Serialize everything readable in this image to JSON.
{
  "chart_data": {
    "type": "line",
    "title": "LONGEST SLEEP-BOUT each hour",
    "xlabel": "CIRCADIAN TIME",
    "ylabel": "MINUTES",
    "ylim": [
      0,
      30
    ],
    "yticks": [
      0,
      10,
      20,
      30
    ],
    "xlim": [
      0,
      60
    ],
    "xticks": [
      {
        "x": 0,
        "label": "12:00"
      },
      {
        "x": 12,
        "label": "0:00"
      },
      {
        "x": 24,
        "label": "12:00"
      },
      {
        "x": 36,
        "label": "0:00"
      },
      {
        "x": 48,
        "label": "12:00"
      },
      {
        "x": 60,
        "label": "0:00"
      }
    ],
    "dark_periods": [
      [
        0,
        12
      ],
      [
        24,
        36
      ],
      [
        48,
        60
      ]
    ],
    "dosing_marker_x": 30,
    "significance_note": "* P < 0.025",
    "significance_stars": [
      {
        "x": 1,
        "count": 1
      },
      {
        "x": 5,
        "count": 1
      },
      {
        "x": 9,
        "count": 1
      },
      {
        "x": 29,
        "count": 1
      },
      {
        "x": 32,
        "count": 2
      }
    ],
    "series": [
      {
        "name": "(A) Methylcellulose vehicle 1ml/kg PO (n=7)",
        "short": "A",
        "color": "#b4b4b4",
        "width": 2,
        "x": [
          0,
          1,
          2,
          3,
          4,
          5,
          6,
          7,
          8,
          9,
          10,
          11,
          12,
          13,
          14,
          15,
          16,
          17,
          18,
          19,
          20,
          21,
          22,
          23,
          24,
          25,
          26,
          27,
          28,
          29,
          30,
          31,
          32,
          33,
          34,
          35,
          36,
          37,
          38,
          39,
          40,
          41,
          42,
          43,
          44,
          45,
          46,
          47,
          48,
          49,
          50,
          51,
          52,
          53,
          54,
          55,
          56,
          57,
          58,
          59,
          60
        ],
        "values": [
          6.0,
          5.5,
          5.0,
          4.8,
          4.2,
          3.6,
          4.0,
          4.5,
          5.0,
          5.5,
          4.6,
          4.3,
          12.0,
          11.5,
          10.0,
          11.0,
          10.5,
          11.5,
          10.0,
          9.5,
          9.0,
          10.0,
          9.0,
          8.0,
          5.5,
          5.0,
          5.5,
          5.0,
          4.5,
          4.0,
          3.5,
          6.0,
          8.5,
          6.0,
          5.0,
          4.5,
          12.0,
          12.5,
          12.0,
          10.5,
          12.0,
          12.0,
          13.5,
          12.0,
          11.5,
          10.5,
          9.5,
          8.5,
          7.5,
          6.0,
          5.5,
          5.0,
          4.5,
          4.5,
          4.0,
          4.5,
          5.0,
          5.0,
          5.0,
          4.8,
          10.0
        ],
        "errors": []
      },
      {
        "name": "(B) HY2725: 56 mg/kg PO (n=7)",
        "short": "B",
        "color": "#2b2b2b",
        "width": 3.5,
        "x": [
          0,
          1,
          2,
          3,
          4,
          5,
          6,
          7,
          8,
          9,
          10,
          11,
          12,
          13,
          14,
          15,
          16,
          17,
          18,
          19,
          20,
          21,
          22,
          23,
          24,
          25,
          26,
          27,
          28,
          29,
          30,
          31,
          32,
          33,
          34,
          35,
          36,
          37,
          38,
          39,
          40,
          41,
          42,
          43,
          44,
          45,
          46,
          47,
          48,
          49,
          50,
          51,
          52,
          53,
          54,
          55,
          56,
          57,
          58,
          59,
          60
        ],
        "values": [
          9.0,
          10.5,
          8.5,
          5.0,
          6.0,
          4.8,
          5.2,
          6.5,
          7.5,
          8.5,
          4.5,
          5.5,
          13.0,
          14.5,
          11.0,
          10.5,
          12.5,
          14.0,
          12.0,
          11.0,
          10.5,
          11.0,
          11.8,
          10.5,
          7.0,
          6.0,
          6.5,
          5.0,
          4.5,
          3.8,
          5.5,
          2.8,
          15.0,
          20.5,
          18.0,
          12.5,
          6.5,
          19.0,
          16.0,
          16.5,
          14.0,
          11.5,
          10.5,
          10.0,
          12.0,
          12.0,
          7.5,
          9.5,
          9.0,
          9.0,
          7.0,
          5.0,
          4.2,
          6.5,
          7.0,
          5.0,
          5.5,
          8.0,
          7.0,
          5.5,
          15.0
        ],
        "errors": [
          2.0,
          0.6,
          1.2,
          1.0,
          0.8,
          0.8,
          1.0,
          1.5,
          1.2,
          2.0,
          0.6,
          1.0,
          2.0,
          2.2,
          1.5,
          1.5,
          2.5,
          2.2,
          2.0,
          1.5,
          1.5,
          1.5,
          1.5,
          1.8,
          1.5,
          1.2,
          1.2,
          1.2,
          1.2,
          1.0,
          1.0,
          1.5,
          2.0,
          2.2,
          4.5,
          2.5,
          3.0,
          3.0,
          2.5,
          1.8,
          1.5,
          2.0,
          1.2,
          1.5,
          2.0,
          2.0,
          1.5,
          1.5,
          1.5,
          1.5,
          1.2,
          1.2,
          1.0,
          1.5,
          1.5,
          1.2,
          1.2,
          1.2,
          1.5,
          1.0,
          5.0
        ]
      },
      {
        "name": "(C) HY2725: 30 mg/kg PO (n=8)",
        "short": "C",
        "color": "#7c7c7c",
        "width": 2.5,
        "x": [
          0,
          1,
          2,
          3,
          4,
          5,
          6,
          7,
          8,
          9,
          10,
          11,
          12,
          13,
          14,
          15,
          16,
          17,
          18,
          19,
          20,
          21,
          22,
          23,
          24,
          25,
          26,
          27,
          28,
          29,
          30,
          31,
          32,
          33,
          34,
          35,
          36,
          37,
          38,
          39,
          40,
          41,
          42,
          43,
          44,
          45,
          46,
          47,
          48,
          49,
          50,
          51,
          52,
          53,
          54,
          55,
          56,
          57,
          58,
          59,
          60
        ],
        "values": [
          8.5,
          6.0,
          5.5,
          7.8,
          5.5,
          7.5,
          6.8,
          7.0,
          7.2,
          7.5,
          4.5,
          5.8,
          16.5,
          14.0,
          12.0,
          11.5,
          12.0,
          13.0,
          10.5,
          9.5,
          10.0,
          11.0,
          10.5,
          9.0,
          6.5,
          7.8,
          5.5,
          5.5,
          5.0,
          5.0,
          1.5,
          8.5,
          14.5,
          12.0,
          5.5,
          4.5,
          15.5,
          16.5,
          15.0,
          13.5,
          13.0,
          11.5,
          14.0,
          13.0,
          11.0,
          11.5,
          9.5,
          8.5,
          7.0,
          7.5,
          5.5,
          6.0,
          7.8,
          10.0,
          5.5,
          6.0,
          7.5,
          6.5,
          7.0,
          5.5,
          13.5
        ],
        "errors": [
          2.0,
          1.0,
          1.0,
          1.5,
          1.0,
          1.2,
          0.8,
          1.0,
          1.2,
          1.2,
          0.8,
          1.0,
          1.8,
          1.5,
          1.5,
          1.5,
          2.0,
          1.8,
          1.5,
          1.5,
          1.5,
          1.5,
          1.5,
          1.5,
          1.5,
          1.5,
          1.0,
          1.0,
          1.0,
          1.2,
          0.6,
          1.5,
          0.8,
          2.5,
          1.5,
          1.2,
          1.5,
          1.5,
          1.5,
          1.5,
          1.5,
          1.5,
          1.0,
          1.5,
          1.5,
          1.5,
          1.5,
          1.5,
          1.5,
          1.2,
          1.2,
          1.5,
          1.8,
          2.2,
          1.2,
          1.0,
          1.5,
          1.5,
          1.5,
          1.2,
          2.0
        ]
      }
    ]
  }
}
:::::
#### What this task involves:
Make an exact copy of the records.

#### Correct response:
Serialize everything readable in this image to JSON.
{
  "chart_data": {
    "type": "line",
    "title": "LONGEST SLEEP-BOUT each hour",
    "xlabel": "CIRCADIAN TIME",
    "ylabel": "MINUTES",
    "ylim": [
      0,
      30
    ],
    "yticks": [
      0,
      10,
      20,
      30
    ],
    "xlim": [
      0,
      60
    ],
    "xticks": [
      {
        "x": 0,
        "label": "12:00"
      },
      {
        "x": 12,
        "label": "0:00"
      },
      {
        "x": 24,
        "label": "12:00"
      },
      {
        "x": 36,
        "label": "0:00"
      },
      {
        "x": 48,
        "label": "12:00"
      },
      {
        "x": 60,
        "label": "0:00"
      }
    ],
    "dark_periods": [
      [
        0,
        12
      ],
      [
        24,
        36
      ],
      [
        48,
        60
      ]
    ],
    "dosing_marker_x": 30,
    "significance_note": "* P < 0.025",
    "significance_stars": [
      {
        "x": 1,
        "count": 1
      },
      {
        "x": 5,
        "count": 1
      },
      {
        "x": 9,
        "count": 1
      },
      {
        "x": 29,
        "count": 1
      },
      {
        "x": 32,
        "count": 2
      }
    ],
    "series": [
      {
        "name": "(A) Methylcellulose vehicle 1ml/kg PO (n=7)",
        "short": "A",
        "color": "#b4b4b4",
        "width": 2,
        "x": [
          0,
          1,
          2,
          3,
          4,
          5,
          6,
          7,
          8,
          9,
          10,
          11,
          12,
          13,
          14,
          15,
          16,
          17,
          18,
          19,
          20,
          21,
          22,
          23,
          24,
          25,
          26,
          27,
          28,
          29,
          30,
          31,
          32,
          33,
          34,
          35,
          36,
          37,
          38,
          39,
          40,
          41,
          42,
          43,
          44,
          45,
          46,
          47,
          48,
          49,
          50,
          51,
          52,
          53,
          54,
          55,
          56,
          57,
          58,
          59,
          60
        ],
        "values": [
          6.0,
          5.5,
          5.0,
          4.8,
          4.2,
          3.6,
          4.0,
          4.5,
          5.0,
          5.5,
          4.6,
          4.3,
          12.0,
          11.5,
          10.0,
          11.0,
          10.5,
          11.5,
          10.0,
          9.5,
          9.0,
          10.0,
          9.0,
          8.0,
          5.5,
          5.0,
          5.5,
          5.0,
          4.5,
          4.0,
          3.5,
          6.0,
          8.5,
          6.0,
          5.0,
          4.5,
          12.0,
          12.5,
          12.0,
          10.5,
          12.0,
          12.0,
          13.5,
          12.0,
          11.5,
          10.5,
          9.5,
          8.5,
          7.5,
          6.0,
          5.5,
          5.0,
          4.5,
          4.5,
          4.0,
          4.5,
          5.0,
          5.0,
          5.0,
          4.8,
          10.0
        ],
        "errors": []
      },
      {
        "name": "(B) HY2725: 56 mg/kg PO (n=7)",
        "short": "B",
        "color": "#2b2b2b",
        "width": 3.5,
        "x": [
          0,
          1,
          2,
          3,
          4,
          5,
          6,
          7,
          8,
          9,
          10,
          11,
          12,
          13,
          14,
          15,
          16,
          17,
          18,
          19,
          20,
          21,
          22,
          23,
          24,
          25,
          26,
          27,
          28,
          29,
          30,
          31,
          32,
          33,
          34,
          35,
          36,
          37,
          38,
          39,
          40,
          41,
          42,
          43,
          44,
          45,
          46,
          47,
          48,
          49,
          50,
          51,
          52,
          53,
          54,
          55,
          56,
          57,
          58,
          59,
          60
        ],
        "values": [
          9.0,
          10.5,
          8.5,
          5.0,
          6.0,
          4.8,
          5.2,
          6.5,
          7.5,
          8.5,
          4.5,
          5.5,
          13.0,
          14.5,
          11.0,
          10.5,
          12.5,
          14.0,
          12.0,
          11.0,
          10.5,
          11.0,
          11.8,
          10.5,
          7.0,
          6.0,
          6.5,
          5.0,
          4.5,
          3.8,
          5.5,
          2.8,
          15.0,
          20.5,
          18.0,
          12.5,
          6.5,
          19.0,
          16.0,
          16.5,
          14.0,
          11.5,
          10.5,
          10.0,
          12.0,
          12.0,
          7.5,
          9.5,
          9.0,
          9.0,
          7.0,
          5.0,
          4.2,
          6.5,
          7.0,
          5.0,
          5.5,
          8.0,
          7.0,
          5.5,
          15.0
        ],
        "errors": [
          2.0,
          0.6,
          1.2,
          1.0,
          0.8,
          0.8,
          1.0,
          1.5,
          1.2,
          2.0,
          0.6,
          1.0,
          2.0,
          2.2,
          1.5,
          1.5,
          2.5,
          2.2,
          2.0,
          1.5,
          1.5,
          1.5,
          1.5,
          1.8,
          1.5,
          1.2,
          1.2,
          1.2,
          1.2,
          1.0,
          1.0,
          1.5,
          2.0,
          2.2,
          4.5,
          2.5,
          3.0,
          3.0,
          2.5,
          1.8,
          1.5,
          2.0,
          1.2,
          1.5,
          2.0,
          2.0,
          1.5,
          1.5,
          1.5,
          1.5,
          1.2,
          1.2,
          1.0,
          1.5,
          1.5,
          1.2,
          1.2,
          1.2,
          1.5,
          1.0,
          5.0
        ]
      },
      {
        "name": "(C) HY2725: 30 mg/kg PO (n=8)",
        "short": "C",
        "color": "#7c7c7c",
        "width": 2.5,
        "x": [
          0,
          1,
          2,
          3,
          4,
          5,
          6,
          7,
          8,
          9,
          10,
          11,
          12,
          13,
          14,
          15,
          16,
          17,
          18,
          19,
          20,
          21,
          22,
          23,
          24,
          25,
          26,
          27,
          28,
          29,
          30,
          31,
          32,
          33,
          34,
          35,
          36,
          37,
          38,
          39,
          40,
          41,
          42,
          43,
          44,
          45,
          46,
          47,
          48,
          49,
          50,
          51,
          52,
          53,
          54,
          55,
          56,
          57,
          58,
          59,
          60
        ],
        "values": [
          8.5,
          6.0,
          5.5,
          7.8,
          5.5,
          7.5,
          6.8,
          7.0,
          7.2,
          7.5,
          4.5,
          5.8,
          16.5,
          14.0,
          12.0,
          11.5,
          12.0,
          13.0,
          10.5,
          9.5,
          10.0,
          11.0,
          10.5,
          9.0,
          6.5,
          7.8,
          5.5,
          5.5,
          5.0,
          5.0,
          1.5,
          8.5,
          14.5,
          12.0,
          5.5,
          4.5,
          15.5,
          16.5,
          15.0,
          13.5,
          13.0,
          11.5,
          14.0,
          13.0,
          11.0,
          11.5,
          9.5,
          8.5,
          7.0,
          7.5,
          5.5,
          6.0,
          7.8,
          10.0,
          5.5,
          6.0,
          7.5,
          6.5,
          7.0,
          5.5,
          13.5
        ],
        "errors": [
          2.0,
          1.0,
          1.0,
          1.5,
          1.0,
          1.2,
          0.8,
          1.0,
          1.2,
          1.2,
          0.8,
          1.0,
          1.8,
          1.5,
          1.5,
          1.5,
          2.0,
          1.8,
          1.5,
          1.5,
          1.5,
          1.5,
          1.5,
          1.5,
          1.5,
          1.5,
          1.0,
          1.0,
          1.0,
          1.2,
          0.6,
          1.5,
          0.8,
          2.5,
          1.5,
          1.2,
          1.5,
          1.5,
          1.5,
          1.5,
          1.5,
          1.5,
          1.0,
          1.5,
          1.5,
          1.5,
          1.5,
          1.5,
          1.5,
          1.2,
          1.2,
          1.5,
          1.8,
          2.2,
          1.2,
          1.0,
          1.5,
          1.5,
          1.5,
          1.2,
          2.0
        ]
      }
    ]
  }
}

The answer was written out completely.